WHAT THE TASK REQUIRES
Recast the rows from the very first line through the line containing "radio-install-dir[interactable] (240, 275, 253, 288)" as a numbered list, leaving out any blank lines.

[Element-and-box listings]
* Begin *

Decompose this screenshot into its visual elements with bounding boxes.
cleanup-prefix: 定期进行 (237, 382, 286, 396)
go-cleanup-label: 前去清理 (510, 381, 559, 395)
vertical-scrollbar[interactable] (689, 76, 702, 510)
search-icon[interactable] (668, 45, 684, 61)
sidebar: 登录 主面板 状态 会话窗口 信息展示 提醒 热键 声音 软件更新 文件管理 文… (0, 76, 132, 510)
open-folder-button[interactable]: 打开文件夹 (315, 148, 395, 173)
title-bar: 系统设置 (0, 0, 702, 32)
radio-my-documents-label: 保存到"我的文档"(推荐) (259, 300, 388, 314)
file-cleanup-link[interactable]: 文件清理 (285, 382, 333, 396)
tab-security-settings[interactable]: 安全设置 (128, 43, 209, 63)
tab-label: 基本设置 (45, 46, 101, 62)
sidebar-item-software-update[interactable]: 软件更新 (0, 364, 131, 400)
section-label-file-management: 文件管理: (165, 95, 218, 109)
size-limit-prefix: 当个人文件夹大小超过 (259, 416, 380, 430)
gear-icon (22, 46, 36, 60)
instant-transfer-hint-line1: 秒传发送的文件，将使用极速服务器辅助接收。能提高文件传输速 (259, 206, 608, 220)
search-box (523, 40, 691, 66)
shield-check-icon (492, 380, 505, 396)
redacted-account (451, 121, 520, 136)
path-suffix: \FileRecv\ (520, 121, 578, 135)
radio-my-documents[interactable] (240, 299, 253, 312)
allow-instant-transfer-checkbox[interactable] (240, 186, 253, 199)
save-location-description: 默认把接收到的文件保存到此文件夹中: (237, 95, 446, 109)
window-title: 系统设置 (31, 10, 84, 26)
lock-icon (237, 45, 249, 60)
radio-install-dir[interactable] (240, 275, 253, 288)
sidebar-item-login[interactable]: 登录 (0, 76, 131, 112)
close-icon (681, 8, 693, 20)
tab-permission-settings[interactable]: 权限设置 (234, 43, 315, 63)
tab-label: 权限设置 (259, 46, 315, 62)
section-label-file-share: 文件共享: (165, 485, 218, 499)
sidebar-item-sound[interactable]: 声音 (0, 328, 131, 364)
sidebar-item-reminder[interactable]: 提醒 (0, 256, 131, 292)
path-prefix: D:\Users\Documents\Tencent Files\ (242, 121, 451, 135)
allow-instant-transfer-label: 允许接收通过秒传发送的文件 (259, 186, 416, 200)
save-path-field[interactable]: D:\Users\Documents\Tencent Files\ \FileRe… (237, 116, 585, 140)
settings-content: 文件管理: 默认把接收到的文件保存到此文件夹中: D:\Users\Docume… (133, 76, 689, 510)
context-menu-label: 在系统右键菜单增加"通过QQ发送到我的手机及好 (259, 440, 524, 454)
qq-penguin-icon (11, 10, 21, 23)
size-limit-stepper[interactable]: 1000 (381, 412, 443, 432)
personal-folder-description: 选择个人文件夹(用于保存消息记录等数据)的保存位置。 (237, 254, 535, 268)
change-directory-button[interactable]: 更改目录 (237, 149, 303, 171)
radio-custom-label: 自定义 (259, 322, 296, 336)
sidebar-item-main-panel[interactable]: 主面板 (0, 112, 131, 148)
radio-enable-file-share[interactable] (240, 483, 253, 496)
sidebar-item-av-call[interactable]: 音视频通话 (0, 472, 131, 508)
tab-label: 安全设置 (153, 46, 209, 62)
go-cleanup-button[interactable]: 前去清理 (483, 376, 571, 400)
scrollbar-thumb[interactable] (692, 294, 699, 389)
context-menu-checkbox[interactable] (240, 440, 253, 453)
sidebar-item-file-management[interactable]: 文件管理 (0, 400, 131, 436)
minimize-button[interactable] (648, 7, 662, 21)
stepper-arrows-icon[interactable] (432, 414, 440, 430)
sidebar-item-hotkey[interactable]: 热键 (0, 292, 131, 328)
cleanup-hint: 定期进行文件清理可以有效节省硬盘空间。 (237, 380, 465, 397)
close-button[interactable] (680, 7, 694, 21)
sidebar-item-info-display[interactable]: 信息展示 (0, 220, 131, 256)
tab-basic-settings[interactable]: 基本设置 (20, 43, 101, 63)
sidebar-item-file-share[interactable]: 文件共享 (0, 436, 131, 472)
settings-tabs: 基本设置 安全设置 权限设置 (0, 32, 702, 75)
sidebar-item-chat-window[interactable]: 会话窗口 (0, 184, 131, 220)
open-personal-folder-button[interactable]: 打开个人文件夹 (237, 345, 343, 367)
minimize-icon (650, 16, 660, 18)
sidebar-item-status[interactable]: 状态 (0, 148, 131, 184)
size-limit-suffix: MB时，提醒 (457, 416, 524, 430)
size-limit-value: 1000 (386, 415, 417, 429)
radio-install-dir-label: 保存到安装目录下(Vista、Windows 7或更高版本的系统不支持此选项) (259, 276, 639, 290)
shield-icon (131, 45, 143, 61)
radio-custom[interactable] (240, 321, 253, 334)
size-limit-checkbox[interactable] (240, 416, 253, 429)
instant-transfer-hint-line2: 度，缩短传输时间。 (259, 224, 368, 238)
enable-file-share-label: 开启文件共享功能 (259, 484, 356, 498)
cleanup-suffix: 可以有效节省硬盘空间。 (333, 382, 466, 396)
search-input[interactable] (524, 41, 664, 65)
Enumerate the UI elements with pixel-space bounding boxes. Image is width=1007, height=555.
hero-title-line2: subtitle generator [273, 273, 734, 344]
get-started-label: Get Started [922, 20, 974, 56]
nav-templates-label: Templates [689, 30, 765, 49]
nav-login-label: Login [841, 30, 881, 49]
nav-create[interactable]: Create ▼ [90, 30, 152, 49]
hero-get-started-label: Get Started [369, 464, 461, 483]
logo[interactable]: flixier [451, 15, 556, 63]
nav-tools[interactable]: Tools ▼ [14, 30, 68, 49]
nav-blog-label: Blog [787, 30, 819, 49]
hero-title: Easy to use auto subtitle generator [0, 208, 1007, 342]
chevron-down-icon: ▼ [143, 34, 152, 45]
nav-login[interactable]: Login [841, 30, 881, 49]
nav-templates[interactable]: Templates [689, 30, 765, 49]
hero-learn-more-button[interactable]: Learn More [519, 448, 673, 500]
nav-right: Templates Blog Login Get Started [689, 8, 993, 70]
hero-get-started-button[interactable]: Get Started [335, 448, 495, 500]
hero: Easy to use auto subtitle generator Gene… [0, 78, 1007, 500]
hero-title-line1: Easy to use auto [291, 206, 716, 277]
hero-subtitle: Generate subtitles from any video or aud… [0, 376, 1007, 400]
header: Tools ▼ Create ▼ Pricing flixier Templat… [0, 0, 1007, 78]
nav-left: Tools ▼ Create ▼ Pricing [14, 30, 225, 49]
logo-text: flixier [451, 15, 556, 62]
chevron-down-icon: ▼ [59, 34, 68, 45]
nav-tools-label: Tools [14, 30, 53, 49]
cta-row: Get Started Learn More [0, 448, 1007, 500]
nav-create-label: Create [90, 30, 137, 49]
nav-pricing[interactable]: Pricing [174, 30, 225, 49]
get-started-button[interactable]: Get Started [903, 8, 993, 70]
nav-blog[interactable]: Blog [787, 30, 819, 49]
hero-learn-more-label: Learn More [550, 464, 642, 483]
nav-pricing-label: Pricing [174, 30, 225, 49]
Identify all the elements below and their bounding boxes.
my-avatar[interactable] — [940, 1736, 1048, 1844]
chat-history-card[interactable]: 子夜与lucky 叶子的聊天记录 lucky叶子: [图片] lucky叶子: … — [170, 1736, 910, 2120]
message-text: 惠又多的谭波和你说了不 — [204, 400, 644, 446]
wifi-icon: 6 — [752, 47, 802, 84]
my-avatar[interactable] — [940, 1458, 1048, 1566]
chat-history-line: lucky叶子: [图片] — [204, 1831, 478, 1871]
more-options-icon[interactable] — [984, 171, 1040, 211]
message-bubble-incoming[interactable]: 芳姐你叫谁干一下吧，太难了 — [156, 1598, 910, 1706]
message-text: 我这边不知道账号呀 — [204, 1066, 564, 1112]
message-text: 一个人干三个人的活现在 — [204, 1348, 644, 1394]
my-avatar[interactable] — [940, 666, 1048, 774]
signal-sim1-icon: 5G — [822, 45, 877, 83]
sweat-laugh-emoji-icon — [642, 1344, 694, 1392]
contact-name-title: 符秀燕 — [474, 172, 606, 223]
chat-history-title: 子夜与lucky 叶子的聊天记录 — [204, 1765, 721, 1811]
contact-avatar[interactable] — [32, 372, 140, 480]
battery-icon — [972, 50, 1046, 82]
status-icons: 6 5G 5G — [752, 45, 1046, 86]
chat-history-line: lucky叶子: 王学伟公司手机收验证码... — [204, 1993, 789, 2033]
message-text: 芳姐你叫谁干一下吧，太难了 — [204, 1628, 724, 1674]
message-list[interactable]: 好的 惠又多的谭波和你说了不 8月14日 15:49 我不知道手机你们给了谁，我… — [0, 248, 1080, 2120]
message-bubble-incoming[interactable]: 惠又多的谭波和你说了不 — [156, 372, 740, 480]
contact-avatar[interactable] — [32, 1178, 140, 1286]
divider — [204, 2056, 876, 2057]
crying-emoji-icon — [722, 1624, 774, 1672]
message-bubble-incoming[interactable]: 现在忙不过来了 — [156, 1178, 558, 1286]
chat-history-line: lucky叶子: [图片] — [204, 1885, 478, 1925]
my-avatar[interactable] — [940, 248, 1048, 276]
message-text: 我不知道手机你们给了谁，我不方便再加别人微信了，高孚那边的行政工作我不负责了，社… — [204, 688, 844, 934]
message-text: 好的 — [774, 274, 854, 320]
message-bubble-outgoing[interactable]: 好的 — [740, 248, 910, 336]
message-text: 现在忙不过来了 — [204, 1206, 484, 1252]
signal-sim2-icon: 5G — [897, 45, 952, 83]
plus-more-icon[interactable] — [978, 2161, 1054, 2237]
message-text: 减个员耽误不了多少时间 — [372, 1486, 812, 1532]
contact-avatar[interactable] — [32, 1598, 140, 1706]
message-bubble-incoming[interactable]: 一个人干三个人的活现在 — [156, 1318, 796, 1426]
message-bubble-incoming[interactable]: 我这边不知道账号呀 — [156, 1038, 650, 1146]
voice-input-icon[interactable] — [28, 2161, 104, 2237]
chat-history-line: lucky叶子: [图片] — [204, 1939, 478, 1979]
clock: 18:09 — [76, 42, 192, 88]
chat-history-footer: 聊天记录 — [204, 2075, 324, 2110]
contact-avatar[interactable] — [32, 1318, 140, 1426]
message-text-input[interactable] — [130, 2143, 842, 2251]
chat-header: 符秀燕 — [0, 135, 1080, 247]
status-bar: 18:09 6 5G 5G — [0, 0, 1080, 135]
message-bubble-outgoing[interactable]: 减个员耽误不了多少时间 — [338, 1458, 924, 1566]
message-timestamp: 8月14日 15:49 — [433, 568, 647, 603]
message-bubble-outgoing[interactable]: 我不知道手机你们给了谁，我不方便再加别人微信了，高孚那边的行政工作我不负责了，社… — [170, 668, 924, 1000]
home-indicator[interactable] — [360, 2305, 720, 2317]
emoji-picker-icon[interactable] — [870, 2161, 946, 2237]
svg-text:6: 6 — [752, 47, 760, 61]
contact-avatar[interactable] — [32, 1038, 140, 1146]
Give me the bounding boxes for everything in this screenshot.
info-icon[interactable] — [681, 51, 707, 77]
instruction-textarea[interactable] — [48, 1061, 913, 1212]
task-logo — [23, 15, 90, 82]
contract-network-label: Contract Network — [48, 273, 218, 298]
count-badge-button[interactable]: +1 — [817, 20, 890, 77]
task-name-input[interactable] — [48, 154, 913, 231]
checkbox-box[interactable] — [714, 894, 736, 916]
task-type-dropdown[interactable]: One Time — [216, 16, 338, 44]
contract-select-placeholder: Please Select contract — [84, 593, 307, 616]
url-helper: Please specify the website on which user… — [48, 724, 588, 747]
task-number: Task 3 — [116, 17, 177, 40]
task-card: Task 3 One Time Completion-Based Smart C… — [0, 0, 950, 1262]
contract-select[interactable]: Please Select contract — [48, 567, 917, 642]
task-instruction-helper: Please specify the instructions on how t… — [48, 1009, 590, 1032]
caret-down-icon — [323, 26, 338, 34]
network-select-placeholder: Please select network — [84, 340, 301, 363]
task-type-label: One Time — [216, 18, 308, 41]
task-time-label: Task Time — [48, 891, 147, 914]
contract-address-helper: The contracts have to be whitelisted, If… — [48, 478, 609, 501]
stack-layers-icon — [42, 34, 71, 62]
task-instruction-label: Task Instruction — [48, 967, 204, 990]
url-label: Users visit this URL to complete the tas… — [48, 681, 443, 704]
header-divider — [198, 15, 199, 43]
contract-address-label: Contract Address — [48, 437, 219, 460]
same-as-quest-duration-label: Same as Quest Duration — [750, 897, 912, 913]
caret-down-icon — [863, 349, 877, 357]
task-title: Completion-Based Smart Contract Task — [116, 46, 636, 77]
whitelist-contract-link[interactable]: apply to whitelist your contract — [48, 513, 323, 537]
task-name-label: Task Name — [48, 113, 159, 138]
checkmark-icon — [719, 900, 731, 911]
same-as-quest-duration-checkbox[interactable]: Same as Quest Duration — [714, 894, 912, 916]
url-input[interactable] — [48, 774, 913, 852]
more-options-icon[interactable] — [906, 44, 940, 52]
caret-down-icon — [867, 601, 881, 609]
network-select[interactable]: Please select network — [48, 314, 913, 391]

* End *

SOLUTION TO THIS TASK
1. Decompose this screenshot into its visual elements with bounding boxes.
2. cleanup-prefix: 定期进行 (237, 382, 286, 396)
3. go-cleanup-label: 前去清理 (510, 381, 559, 395)
4. vertical-scrollbar[interactable] (689, 76, 702, 510)
5. search-icon[interactable] (668, 45, 684, 61)
6. sidebar: 登录 主面板 状态 会话窗口 信息展示 提醒 热键 声音 软件更新 文件管理 文… (0, 76, 132, 510)
7. open-folder-button[interactable]: 打开文件夹 (315, 148, 395, 173)
8. title-bar: 系统设置 (0, 0, 702, 32)
9. radio-my-documents-label: 保存到"我的文档"(推荐) (259, 300, 388, 314)
10. file-cleanup-link[interactable]: 文件清理 (285, 382, 333, 396)
11. tab-security-settings[interactable]: 安全设置 (128, 43, 209, 63)
12. tab-label: 基本设置 (45, 46, 101, 62)
13. sidebar-item-software-update[interactable]: 软件更新 (0, 364, 131, 400)
14. section-label-file-management: 文件管理: (165, 95, 218, 109)
15. size-limit-prefix: 当个人文件夹大小超过 (259, 416, 380, 430)
16. gear-icon (22, 46, 36, 60)
17. instant-transfer-hint-line1: 秒传发送的文件，将使用极速服务器辅助接收。能提高文件传输速 (259, 206, 608, 220)
18. search-box (523, 40, 691, 66)
19. shield-check-icon (492, 380, 505, 396)
20. redacted-account (451, 121, 520, 136)
21. path-suffix: \FileRecv\ (520, 121, 578, 135)
22. radio-my-documents[interactable] (240, 299, 253, 312)
23. allow-instant-transfer-checkbox[interactable] (240, 186, 253, 199)
24. save-location-description: 默认把接收到的文件保存到此文件夹中: (237, 95, 446, 109)
25. window-title: 系统设置 (31, 10, 84, 26)
26. lock-icon (237, 45, 249, 60)
27. radio-install-dir[interactable] (240, 275, 253, 288)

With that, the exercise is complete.